_TASK MATERIAL:_
--- BEGIN ---
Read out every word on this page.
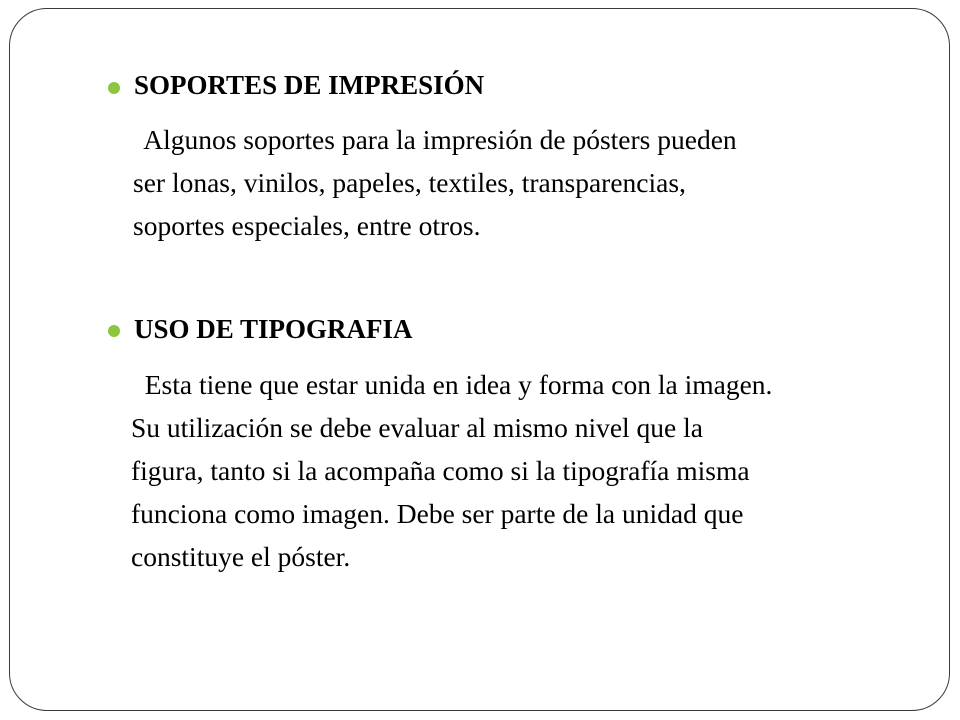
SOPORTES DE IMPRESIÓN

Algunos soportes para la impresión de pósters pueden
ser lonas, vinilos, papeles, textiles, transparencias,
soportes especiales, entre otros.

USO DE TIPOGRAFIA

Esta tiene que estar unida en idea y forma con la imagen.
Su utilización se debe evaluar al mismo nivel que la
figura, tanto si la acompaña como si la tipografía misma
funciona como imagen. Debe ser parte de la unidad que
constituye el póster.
--- END ---
--- BEGIN ---
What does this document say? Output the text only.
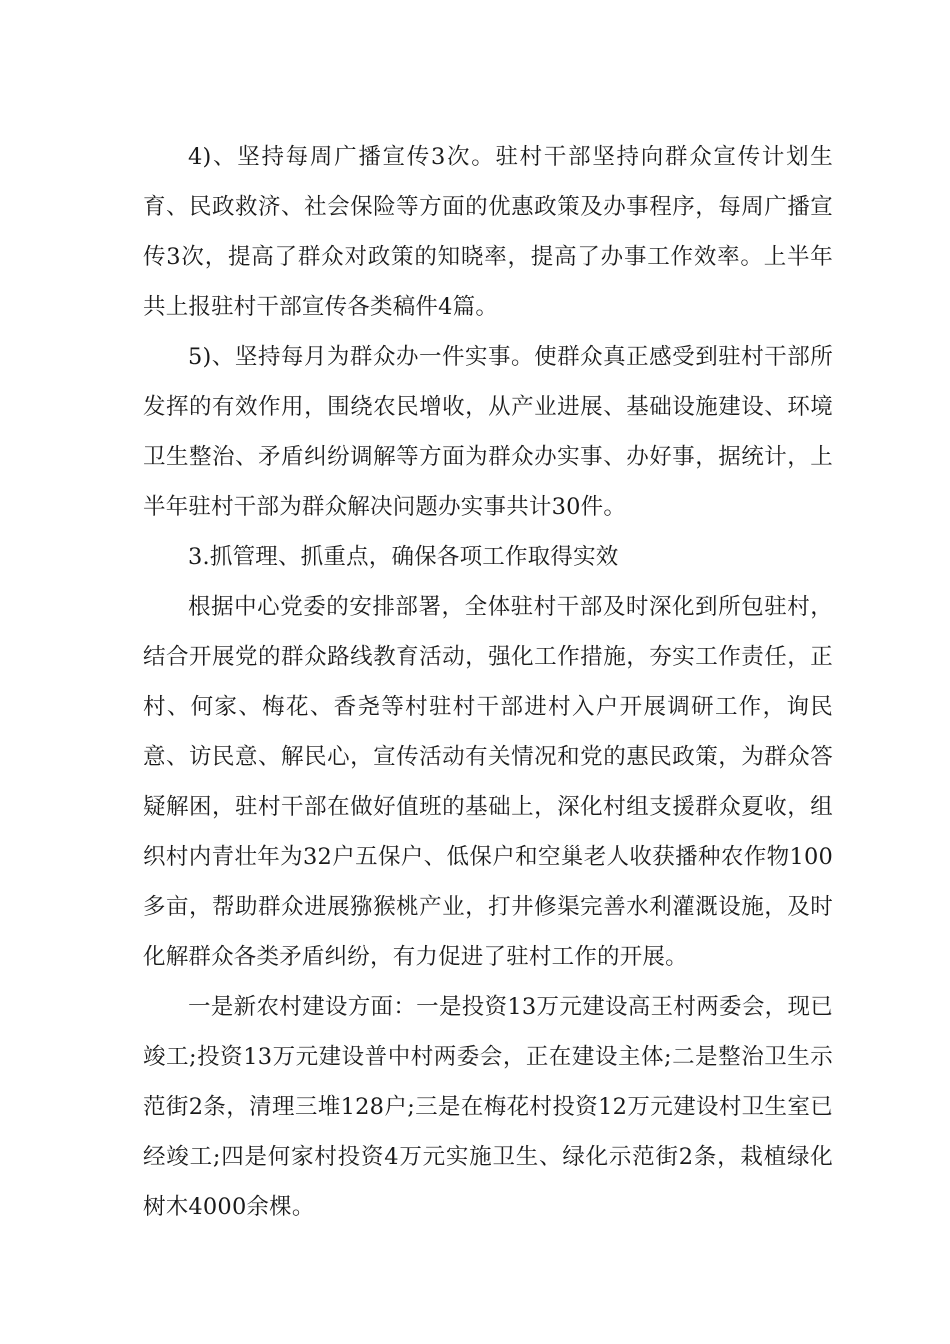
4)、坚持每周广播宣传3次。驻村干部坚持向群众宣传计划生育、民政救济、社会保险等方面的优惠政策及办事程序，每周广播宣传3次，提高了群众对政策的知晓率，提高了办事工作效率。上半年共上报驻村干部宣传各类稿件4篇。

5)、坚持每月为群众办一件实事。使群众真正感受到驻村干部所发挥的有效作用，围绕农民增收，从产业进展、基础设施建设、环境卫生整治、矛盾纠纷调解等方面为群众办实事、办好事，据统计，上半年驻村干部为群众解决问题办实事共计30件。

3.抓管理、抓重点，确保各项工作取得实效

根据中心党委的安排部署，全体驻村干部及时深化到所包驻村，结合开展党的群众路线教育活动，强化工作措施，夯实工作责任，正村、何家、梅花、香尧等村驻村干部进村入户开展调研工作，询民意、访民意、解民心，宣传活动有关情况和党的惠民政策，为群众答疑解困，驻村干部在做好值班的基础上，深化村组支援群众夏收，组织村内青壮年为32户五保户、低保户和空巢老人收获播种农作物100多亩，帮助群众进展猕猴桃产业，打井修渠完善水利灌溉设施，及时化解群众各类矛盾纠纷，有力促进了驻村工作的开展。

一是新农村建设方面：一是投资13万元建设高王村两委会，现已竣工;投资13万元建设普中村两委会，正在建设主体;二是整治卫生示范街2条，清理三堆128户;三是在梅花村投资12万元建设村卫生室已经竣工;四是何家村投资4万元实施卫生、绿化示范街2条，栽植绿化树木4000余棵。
--- END ---
--- BEGIN ---
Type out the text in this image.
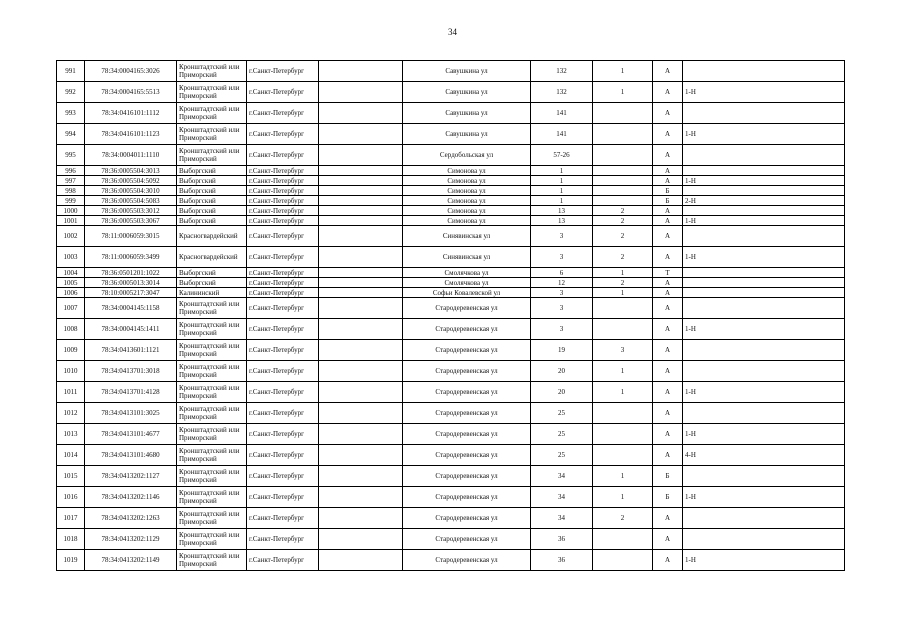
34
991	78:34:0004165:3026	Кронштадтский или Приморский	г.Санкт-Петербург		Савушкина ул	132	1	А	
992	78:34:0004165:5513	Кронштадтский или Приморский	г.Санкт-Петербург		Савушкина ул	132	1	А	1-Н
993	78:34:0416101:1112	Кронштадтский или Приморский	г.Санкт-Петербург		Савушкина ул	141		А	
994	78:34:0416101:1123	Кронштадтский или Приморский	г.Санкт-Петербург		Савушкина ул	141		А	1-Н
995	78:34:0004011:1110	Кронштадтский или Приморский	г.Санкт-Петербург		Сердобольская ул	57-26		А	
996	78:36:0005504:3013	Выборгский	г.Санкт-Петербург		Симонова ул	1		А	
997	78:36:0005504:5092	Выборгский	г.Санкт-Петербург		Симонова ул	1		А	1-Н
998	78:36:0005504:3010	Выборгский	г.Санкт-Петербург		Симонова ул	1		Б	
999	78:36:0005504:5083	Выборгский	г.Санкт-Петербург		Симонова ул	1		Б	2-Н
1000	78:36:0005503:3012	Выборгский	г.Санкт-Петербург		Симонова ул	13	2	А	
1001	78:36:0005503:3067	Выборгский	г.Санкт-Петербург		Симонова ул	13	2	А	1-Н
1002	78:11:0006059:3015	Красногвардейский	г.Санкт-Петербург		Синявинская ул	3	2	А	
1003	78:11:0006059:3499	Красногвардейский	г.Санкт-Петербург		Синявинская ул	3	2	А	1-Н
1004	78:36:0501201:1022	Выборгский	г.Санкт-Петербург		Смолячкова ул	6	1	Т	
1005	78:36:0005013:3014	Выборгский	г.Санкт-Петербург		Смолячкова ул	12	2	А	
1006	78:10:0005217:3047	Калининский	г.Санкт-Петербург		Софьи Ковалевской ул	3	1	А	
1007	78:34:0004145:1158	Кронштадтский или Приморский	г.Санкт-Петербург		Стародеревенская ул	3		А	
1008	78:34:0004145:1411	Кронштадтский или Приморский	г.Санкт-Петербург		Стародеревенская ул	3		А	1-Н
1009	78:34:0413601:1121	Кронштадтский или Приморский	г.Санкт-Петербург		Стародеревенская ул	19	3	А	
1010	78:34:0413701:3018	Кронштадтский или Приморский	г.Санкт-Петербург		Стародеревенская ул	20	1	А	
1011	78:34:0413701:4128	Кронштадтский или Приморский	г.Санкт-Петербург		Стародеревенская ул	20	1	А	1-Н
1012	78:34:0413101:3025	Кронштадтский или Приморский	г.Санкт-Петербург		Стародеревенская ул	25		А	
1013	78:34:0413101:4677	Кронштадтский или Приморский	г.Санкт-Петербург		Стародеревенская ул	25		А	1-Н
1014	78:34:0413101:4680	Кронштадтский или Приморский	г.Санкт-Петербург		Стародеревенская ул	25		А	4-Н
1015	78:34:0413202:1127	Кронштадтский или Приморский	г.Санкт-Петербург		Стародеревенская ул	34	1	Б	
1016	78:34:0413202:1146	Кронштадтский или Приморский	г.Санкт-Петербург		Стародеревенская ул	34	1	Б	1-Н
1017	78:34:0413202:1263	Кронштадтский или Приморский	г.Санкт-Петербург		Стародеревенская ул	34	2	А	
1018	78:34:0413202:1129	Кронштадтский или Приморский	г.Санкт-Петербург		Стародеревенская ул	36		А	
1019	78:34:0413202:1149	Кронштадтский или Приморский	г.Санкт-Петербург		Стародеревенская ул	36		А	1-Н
--- END ---
_EXERCISE:_ Locate each line with the word "Смолячкова" and copy it.

_RESPONSE TO THE EXERCISE:_
1004	78:36:0501201:1022	Выборгский	г.Санкт-Петербург		Смолячкова ул	6	1	Т	
1005	78:36:0005013:3014	Выборгский	г.Санкт-Петербург		Смолячкова ул	12	2	А	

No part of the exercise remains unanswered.